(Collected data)

::::::::

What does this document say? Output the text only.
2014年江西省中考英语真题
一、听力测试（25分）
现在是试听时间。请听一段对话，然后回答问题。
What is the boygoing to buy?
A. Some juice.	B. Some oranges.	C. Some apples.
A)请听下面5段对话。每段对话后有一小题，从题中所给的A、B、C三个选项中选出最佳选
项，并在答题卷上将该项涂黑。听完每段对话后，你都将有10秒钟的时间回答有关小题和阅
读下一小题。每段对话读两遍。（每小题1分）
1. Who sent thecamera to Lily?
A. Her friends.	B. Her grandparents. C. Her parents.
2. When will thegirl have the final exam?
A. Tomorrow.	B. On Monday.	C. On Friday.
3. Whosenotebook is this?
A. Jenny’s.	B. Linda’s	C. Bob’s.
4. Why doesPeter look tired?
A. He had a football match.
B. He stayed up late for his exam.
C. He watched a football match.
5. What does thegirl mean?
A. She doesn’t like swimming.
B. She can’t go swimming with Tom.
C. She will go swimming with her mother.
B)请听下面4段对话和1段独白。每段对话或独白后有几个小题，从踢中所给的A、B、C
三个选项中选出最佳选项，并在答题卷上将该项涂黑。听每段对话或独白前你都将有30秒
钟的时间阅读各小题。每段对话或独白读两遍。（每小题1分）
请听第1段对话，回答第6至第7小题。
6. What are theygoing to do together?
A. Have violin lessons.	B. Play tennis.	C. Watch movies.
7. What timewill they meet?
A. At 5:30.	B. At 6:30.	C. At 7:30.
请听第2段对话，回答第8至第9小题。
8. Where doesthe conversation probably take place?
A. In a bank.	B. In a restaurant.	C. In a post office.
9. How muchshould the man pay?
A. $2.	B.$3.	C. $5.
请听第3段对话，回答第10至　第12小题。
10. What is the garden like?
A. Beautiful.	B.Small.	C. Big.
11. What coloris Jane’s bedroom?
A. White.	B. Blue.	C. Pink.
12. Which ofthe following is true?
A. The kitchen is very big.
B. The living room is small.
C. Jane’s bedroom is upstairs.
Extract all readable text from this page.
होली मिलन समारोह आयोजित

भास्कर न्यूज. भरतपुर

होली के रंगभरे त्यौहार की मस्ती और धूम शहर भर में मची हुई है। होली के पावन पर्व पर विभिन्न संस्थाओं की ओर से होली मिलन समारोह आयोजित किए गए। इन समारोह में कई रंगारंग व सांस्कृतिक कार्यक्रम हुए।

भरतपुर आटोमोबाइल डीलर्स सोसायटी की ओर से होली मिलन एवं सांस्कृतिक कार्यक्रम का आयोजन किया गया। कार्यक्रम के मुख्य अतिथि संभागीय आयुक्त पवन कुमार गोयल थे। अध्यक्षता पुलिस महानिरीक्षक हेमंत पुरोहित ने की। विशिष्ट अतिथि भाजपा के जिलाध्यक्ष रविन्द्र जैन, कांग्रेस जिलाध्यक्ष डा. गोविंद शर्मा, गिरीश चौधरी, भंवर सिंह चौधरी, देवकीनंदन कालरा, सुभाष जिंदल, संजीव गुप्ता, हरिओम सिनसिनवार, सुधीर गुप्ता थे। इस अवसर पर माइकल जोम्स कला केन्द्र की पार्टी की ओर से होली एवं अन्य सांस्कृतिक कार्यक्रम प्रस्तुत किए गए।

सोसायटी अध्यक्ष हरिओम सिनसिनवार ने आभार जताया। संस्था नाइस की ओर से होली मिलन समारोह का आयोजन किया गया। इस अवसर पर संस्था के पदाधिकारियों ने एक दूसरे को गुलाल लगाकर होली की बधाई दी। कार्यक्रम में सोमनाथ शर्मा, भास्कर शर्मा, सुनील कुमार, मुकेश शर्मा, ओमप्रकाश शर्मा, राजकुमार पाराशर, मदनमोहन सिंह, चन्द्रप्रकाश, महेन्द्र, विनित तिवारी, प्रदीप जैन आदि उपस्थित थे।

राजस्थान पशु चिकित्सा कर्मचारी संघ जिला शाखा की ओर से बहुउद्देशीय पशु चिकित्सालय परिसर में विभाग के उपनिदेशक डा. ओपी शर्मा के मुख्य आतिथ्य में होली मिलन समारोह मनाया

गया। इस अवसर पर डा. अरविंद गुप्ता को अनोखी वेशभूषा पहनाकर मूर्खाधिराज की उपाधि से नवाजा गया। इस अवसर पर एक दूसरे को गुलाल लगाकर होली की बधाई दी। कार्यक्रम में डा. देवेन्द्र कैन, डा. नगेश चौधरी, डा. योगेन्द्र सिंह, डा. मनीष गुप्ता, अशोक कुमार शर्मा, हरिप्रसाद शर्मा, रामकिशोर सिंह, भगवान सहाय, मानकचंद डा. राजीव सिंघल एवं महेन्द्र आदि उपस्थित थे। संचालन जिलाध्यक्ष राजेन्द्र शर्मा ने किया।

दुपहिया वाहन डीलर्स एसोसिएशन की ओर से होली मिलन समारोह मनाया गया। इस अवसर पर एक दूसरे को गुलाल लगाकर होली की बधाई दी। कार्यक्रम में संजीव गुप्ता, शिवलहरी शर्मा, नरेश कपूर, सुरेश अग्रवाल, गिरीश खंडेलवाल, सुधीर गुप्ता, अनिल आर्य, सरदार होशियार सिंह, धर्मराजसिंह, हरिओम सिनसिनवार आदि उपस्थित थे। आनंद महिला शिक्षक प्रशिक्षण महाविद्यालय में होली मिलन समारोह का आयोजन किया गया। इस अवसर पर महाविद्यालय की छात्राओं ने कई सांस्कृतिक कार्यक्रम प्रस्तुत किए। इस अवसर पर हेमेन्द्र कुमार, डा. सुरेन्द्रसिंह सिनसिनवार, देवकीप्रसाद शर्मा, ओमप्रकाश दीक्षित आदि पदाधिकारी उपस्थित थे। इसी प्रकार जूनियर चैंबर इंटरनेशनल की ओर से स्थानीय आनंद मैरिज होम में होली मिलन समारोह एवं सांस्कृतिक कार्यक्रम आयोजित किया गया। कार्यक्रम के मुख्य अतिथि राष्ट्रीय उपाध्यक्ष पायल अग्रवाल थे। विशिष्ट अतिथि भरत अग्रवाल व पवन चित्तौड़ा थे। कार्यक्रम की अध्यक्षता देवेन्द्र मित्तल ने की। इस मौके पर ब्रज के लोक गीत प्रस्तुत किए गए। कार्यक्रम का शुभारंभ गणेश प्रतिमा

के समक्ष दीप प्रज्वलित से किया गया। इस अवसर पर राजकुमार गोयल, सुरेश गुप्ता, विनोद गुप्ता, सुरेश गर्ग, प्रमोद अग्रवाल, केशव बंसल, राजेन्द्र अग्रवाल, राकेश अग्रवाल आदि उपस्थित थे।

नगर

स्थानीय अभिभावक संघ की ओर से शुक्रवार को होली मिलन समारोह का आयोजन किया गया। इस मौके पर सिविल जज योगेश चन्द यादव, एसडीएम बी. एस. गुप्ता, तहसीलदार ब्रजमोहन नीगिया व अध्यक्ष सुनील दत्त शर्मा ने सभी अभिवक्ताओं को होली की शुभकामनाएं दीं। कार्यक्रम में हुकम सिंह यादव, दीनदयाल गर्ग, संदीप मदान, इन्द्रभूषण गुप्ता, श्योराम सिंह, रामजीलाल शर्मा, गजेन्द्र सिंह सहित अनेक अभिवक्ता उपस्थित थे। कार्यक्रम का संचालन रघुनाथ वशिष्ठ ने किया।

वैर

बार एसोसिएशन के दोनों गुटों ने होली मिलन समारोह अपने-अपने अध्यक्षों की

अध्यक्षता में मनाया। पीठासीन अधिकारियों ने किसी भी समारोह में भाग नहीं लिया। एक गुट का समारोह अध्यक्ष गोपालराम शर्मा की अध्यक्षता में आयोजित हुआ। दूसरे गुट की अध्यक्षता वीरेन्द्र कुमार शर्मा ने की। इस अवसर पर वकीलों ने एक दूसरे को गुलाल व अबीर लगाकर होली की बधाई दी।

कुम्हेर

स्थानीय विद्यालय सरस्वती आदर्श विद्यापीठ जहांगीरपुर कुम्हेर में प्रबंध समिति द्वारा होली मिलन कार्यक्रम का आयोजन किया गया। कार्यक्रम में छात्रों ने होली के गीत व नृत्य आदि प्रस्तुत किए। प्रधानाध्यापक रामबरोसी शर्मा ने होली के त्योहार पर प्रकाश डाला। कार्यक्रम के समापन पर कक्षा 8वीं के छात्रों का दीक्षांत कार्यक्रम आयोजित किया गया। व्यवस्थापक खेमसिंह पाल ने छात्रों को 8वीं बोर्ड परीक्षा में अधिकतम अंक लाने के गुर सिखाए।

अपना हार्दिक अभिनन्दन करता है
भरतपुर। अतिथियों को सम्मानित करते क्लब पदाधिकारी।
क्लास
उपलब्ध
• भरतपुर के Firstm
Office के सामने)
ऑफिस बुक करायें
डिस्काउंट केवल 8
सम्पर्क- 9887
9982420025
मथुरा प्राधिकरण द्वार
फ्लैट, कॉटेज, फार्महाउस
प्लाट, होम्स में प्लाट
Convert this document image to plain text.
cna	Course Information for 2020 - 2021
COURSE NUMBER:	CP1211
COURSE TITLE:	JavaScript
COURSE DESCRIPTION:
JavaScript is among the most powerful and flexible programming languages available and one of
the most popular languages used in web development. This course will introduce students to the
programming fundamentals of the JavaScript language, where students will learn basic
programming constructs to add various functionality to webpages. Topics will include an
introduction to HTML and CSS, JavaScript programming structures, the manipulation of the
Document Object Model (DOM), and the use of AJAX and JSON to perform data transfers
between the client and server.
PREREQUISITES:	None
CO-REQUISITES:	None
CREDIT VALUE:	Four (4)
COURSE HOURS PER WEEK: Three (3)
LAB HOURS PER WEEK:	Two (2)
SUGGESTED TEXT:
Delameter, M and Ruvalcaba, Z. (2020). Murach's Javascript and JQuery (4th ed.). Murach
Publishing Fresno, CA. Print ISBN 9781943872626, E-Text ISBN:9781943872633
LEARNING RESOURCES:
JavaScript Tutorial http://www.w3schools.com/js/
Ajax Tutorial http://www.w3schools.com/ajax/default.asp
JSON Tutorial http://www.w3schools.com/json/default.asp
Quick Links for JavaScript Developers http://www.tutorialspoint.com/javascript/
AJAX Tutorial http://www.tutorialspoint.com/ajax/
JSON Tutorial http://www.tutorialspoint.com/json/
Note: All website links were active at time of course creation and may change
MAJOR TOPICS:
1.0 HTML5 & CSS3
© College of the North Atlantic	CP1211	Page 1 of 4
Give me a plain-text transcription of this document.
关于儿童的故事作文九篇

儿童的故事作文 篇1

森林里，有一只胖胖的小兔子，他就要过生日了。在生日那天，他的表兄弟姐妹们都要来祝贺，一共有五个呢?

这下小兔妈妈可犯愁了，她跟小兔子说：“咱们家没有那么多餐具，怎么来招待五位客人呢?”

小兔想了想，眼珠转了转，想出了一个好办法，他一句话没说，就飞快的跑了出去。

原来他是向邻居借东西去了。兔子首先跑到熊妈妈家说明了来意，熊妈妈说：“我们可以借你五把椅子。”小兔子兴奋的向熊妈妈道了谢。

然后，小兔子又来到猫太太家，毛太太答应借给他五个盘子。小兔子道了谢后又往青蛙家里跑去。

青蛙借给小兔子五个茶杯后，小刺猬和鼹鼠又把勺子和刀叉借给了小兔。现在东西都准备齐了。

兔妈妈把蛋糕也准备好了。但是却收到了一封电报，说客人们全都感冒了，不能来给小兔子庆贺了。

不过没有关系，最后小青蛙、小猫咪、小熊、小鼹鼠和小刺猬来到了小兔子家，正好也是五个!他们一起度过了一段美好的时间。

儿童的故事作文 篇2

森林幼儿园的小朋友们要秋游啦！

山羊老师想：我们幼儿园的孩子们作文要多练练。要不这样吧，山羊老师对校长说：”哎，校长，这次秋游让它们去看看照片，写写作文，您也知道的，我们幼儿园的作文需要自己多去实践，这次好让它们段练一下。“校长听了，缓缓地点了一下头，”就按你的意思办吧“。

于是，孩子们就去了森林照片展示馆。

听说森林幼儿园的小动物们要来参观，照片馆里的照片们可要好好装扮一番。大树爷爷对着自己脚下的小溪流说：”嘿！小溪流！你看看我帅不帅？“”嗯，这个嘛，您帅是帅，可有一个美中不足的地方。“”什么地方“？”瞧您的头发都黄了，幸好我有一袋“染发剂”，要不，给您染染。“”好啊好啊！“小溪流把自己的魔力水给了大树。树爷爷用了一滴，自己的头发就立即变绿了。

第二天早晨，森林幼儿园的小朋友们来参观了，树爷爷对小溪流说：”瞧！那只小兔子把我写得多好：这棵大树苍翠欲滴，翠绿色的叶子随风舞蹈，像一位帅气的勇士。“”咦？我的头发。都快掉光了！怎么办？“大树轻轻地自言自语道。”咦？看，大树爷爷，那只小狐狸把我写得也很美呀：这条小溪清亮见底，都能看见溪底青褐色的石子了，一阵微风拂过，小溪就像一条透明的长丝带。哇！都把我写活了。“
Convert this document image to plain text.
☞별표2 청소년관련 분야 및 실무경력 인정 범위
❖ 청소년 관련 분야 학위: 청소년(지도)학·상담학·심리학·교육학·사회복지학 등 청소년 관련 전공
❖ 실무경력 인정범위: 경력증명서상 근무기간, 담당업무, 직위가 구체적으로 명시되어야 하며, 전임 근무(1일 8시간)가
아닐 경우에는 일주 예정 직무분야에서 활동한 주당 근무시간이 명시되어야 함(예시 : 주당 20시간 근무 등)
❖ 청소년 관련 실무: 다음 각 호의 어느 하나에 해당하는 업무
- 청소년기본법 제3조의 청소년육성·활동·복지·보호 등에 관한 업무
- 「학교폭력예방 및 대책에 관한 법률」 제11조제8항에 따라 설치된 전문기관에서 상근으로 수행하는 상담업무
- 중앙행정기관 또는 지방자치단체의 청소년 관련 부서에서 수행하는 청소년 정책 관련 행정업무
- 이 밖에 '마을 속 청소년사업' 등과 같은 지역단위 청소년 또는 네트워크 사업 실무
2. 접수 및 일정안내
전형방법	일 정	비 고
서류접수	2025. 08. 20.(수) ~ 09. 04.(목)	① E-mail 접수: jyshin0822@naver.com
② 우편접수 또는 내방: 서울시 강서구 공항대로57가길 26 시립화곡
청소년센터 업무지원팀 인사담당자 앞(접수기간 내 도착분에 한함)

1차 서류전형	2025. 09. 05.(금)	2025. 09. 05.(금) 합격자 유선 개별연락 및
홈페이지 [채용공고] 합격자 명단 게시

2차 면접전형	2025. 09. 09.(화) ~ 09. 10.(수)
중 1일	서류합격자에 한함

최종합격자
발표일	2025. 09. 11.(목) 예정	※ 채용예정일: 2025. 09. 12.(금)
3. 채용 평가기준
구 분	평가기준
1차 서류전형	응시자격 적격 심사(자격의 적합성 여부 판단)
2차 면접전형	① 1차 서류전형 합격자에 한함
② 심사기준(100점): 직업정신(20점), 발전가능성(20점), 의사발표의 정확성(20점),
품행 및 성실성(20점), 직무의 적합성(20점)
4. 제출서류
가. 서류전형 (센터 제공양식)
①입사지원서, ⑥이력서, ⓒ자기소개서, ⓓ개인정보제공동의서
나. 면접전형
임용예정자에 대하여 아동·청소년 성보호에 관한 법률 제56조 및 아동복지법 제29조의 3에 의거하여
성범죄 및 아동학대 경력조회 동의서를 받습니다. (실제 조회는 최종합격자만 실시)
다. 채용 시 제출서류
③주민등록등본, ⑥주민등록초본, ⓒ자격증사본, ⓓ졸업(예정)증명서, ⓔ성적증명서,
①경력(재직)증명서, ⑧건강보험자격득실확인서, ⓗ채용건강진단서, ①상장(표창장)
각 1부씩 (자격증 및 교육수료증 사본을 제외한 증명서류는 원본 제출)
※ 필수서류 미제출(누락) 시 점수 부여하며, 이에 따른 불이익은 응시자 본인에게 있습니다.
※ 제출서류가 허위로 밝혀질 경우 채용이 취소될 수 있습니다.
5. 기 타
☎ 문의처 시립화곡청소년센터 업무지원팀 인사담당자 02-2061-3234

::::::::

■ **EXERCISE PROMPT**: Track down every line with the word "있습니다" and copy it.

■ **RESULT OF THE EXERCISE**:
※ 필수서류 미제출(누락) 시 점수 부여하며, 이에 따른 불이익은 응시자 본인에게 있습니다.
※ 제출서류가 허위로 밝혀질 경우 채용이 취소될 수 있습니다.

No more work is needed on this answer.